Every line below that mentions the word "对职工岗位" should be copied out.

Start Listed entries

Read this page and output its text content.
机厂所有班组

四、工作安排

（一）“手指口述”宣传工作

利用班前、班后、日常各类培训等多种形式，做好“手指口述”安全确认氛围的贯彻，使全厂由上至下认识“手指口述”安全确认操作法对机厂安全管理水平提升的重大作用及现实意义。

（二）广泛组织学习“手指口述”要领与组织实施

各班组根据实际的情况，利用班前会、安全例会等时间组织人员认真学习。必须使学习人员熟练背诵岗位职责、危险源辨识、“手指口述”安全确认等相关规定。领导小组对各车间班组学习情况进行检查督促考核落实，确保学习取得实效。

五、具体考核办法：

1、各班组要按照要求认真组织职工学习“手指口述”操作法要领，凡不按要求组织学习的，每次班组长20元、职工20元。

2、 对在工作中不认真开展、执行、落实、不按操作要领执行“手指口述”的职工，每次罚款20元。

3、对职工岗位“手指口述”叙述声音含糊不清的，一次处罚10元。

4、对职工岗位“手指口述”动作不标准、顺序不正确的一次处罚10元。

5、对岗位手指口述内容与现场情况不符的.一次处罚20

End Listed entries

--- Task solution ---
3、对职工岗位“手指口述”叙述声音含糊不清的，一次处罚10元。
4、对职工岗位“手指口述”动作不标准、顺序不正确的一次处罚10元。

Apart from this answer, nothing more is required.